Ternyata Dia berbeda. Dia menulis layaknya orang normal yang tak kena stroke. Dia menulis dengan rapi dan sopan. Juga mudah dimengerti. Sampai pada akhirnya aku meminta nomor hp nya yang memang aku butuhkan untuk contact person di ambalan pramuka. Pada akhirnya aku malah sering sms-an dengannya dan mulai mengetahui bahwa aku pernah menyukainya. Namun aku ragu, apakah dia masih bersama kekasihnya, atau sudah putus. Yah, ternyata memang sudah putus dan aku pun sudah putus dengan kekasih lama ku.

Saat itu sore hari di bulan Desember 2009, aku pergi main DDR bersama sahabat gila ku, Otis. Nama aslinya sih Muhammad Harits Novliyan, tetapi karena kelakuannya kurang bisa disebut sebagai kelakuan orang normal pada umumnya, maka dia dipanggil Otis (asal kata autis) oleh teman-teman sekelasnya. Kami berdua merupakan PSK pada hari itu, yaitu Pemuda Susah Keuangan. Duduk di food court Griya Plaza Sumedang (disingkat GPS) hanya untuk, cari mukjizat dengan ketentuan ada teman lewat lagi banyak duit lalu tiba-tiba bilang,

”Oy makan yuk! Tenang aku yang nraktir.”

____

▶ [Tugas yang Dikerjakan]:
a) Menurut teks bacaan tentang Otis, siapa nama asli Otis?
b) Lanjutkan kisah tentang Otis di food court Griya Plaza Sumedang sesudah kalimat terakhirnya.
Data di bawah ini diambil dari sumber yang berbeda.

____

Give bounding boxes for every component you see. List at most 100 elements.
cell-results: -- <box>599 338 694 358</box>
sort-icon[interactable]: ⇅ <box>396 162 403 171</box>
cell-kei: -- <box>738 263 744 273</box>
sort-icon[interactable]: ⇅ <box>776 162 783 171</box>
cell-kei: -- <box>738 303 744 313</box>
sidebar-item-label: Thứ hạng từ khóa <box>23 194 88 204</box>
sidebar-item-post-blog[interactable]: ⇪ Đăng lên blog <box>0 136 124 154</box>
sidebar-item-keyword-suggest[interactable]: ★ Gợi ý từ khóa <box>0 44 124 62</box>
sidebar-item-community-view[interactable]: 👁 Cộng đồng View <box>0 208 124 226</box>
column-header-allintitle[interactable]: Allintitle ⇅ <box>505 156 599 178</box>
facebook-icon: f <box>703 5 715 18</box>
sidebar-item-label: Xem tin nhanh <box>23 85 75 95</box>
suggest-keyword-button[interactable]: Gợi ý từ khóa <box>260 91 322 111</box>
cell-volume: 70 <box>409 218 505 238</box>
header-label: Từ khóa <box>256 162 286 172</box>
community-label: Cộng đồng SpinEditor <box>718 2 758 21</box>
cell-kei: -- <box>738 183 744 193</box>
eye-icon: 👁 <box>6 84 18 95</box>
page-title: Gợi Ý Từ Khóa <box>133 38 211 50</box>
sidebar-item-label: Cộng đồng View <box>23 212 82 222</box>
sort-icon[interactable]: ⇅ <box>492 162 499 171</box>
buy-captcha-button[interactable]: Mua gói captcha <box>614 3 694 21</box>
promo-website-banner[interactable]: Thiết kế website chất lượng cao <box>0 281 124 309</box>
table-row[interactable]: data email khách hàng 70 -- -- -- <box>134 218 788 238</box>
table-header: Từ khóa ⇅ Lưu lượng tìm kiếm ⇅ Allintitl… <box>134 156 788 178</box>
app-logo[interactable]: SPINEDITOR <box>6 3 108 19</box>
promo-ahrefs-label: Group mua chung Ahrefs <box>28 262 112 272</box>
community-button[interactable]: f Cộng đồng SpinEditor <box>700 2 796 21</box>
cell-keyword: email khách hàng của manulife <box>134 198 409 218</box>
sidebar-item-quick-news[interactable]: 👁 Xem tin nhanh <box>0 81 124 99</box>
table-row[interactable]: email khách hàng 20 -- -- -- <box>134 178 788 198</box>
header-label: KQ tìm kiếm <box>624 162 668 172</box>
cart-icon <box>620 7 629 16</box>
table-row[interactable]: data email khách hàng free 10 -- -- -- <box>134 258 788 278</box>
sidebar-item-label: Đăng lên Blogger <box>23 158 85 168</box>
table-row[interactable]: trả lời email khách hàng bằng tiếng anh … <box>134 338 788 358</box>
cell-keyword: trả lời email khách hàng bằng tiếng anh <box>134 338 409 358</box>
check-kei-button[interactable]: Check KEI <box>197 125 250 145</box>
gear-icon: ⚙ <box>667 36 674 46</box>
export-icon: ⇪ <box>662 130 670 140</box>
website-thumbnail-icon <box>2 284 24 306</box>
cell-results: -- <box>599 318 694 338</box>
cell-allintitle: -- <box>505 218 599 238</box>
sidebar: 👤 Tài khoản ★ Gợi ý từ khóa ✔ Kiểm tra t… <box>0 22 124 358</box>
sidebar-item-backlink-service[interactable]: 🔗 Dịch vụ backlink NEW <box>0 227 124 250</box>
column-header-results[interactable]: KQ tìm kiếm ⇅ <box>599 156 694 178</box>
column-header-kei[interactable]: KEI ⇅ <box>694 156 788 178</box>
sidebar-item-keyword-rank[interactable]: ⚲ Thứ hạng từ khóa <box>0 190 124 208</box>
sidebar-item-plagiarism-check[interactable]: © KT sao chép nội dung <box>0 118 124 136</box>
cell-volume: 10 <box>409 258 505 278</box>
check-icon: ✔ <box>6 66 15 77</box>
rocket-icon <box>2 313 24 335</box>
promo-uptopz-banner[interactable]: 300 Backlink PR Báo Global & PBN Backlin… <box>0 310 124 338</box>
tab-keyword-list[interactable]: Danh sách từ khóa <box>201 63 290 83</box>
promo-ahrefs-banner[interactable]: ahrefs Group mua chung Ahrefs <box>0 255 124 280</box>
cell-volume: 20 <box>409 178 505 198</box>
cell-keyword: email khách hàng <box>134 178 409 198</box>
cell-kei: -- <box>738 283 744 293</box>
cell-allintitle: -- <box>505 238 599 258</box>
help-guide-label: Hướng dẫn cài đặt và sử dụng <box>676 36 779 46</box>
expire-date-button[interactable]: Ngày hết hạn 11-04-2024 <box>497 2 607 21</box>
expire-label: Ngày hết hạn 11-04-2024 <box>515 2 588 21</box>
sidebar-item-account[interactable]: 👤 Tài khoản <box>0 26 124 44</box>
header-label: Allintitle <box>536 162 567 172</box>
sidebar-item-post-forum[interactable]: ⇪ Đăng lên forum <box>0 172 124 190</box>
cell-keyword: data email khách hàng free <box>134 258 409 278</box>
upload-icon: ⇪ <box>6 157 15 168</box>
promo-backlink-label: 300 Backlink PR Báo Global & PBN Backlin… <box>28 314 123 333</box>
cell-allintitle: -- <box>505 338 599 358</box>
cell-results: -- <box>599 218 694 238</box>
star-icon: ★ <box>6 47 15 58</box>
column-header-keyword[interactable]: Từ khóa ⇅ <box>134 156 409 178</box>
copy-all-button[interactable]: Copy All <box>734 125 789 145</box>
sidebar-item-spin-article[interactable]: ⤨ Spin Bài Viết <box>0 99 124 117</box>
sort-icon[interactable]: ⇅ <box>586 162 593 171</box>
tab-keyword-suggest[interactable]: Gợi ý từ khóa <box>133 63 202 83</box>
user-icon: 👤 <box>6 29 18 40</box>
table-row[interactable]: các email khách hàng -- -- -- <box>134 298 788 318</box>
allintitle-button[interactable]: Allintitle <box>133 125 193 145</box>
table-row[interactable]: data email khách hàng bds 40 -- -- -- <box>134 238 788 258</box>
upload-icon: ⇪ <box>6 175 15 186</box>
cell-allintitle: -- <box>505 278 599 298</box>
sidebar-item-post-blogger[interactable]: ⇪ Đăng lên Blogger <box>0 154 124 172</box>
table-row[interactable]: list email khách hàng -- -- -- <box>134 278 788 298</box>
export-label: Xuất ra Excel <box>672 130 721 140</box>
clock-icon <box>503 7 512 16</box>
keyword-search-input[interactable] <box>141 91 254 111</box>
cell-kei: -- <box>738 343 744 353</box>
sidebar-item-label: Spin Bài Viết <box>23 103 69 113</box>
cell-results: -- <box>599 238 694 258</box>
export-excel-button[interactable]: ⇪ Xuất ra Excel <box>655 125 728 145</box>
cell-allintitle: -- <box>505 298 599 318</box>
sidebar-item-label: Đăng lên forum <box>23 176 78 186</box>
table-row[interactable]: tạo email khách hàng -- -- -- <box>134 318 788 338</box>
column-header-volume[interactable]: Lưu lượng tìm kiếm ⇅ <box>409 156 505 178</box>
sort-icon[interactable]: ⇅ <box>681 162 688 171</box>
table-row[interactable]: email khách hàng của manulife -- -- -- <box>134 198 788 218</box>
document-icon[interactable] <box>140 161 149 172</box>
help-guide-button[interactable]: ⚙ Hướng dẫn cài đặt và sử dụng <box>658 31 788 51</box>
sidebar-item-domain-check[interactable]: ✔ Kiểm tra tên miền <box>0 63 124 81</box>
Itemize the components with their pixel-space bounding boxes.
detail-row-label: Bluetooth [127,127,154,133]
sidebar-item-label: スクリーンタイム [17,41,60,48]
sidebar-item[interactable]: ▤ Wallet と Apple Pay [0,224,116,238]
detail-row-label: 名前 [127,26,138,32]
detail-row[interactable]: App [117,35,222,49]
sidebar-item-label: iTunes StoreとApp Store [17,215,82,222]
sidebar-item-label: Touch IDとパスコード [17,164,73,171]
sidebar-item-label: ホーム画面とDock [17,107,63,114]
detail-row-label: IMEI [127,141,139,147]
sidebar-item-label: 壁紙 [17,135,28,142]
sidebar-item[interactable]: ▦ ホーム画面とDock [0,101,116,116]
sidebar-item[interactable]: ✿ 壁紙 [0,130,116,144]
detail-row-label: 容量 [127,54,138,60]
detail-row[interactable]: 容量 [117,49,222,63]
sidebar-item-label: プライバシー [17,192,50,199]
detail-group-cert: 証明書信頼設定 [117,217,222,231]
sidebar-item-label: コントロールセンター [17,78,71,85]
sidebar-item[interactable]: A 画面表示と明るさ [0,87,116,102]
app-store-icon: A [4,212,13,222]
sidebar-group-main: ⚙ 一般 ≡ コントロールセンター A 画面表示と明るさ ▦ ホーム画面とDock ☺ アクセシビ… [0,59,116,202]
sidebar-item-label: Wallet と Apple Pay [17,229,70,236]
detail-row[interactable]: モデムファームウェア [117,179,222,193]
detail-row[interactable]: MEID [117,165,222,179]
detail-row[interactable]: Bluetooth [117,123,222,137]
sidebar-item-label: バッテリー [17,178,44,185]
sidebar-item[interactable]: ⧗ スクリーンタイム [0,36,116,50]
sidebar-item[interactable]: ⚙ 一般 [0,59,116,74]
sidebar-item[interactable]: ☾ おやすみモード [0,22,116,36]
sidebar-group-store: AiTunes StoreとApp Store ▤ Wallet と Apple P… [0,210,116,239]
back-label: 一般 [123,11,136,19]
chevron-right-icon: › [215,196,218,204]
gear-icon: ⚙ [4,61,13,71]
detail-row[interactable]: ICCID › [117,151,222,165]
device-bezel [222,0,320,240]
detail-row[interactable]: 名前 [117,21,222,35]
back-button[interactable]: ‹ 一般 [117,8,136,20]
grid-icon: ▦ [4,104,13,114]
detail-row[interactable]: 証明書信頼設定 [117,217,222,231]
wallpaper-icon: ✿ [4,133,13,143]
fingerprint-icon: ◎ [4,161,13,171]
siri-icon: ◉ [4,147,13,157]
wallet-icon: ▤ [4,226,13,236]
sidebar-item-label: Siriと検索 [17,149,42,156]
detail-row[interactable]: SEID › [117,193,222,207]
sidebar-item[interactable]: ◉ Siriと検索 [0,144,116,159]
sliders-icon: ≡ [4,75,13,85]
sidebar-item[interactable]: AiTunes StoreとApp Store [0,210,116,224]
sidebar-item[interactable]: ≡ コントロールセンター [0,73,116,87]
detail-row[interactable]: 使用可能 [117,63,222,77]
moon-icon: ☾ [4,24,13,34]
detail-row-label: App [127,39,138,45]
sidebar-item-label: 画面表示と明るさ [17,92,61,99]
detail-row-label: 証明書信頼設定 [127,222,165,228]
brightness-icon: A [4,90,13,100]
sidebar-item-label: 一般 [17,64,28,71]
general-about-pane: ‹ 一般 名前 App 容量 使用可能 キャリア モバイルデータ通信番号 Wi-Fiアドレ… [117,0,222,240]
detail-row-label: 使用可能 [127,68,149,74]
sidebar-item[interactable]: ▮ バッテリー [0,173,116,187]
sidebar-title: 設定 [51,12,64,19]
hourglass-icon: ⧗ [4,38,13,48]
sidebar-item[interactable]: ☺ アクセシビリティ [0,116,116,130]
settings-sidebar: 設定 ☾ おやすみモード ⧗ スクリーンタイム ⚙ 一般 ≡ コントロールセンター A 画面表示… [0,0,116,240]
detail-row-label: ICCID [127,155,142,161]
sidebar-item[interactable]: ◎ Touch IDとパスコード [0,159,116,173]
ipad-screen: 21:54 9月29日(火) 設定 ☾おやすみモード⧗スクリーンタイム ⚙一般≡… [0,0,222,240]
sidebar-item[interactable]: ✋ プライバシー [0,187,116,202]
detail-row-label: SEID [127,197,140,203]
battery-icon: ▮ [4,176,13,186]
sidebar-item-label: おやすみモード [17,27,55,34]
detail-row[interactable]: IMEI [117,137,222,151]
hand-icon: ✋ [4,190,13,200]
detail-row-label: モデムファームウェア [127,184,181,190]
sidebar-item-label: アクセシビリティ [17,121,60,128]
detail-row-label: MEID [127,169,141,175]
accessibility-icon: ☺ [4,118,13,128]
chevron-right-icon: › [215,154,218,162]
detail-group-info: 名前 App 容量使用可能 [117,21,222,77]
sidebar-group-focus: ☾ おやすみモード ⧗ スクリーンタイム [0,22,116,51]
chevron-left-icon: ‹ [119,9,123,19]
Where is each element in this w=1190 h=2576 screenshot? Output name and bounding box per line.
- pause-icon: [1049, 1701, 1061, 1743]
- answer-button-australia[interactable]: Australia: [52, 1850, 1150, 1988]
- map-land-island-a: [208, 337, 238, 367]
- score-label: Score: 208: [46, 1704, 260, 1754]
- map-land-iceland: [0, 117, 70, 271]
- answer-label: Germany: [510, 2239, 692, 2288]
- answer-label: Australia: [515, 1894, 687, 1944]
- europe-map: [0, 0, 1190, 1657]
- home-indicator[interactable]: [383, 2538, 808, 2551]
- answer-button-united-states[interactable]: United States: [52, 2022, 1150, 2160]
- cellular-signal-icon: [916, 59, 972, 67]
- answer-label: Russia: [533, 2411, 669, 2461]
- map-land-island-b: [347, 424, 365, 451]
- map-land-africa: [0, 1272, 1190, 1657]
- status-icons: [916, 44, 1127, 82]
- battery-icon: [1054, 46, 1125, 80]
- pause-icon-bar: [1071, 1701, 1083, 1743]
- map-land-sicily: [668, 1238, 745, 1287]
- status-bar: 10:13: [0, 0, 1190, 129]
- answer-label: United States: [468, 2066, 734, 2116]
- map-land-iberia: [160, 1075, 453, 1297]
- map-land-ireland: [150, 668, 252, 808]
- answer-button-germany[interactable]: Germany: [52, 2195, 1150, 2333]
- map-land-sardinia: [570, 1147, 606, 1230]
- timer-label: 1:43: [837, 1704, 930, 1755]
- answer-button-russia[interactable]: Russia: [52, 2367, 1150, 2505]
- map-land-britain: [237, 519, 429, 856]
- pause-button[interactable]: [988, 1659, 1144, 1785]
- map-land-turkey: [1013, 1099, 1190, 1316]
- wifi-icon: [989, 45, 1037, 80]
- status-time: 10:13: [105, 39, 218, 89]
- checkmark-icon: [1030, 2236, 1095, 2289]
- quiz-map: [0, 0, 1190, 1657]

____

▶ [Jawaban Berurutan]:
a) Muhammad Harits Novliyan.

b)
Memang terkesan orthodox, dan agak tolol. Tapi mukjizat itu ada, lho. Saat itu kebetulan Yuni, mantan pacarku yang sebetulnya adalah bibi ku dari ayah (aku mengetahui ketika dia berkata bahwa yang aku panggil kakek, ternyata dia panggil uwa/paman), sedang kurang kerjaan dan pergi ke GPS dan akhirnya mendapati kami sedang mengais rejeki. Yuni termasuk anak yang memiliki pendapatan Rp. 1,5jt per bulan. Maklum orang tuanya bekerja sebagai kontraktor di Irian Jaya. Namun Yuni sangat lah sederhana. Tidak seperti anak orang kaya kebanyakan yang berpakaian mahal, dan pegang handphone mahal dan hobi buang-buang duit orang tua, dia modis namun sederhana. Dia kebetulan sedang gajian dan kami, yang bermuka layaknya orang tak makan nasi dari SD, akhirnya ditraktir makan. Kami kebingungan karena malu, namun Yuni memaksa dan apa mau dikata, kami terima saja rejeki ini dan kami memilih tutug oncom dan ayam bakar. Saat itulah aku menembak Dia melalui sms dan sampai akhirnya aku meyakinkannya secara langsung. Dan aku diterima. Namun sayang. Belum memasuki usia 1 bulan, hubunganku dengannya rusak karena Dian, mantan pacarku menyatakan bahwa aku masihlah pacarnya padahal tidak. Aku hanya kebetulan sedang curhat dengan nya didepan kelasku hanya sebagai mantan pacar dan Dia mendapatiku berdua dengan Dian sampai dia akhirnya sms Dian. Namun sayang, Dia terburu amarah dan kecewa sehingga aku yakinkan pun, semuanya sudah berakhir. Pada akhirnya aku kembali pada Dian sebagai pelampiasan. Aku tak sepenuh hati menjalaninya karena aku sudah muak dengan kelakuannya yang memperlakukanku seenaknya sebagai robot yang bisa diatur dan harus melulu mengerti dan menuruti dirinya. Pada akhirnya akupun kembali putus dari Dian. Aku pun mulai menjalani kehidupanku sendiri tanpa rasa sayang dan cinta pada orang lain. Sampai pada akhirnya, aku kembali berhubungan dengan orang yang sangat kusayangi, Dia.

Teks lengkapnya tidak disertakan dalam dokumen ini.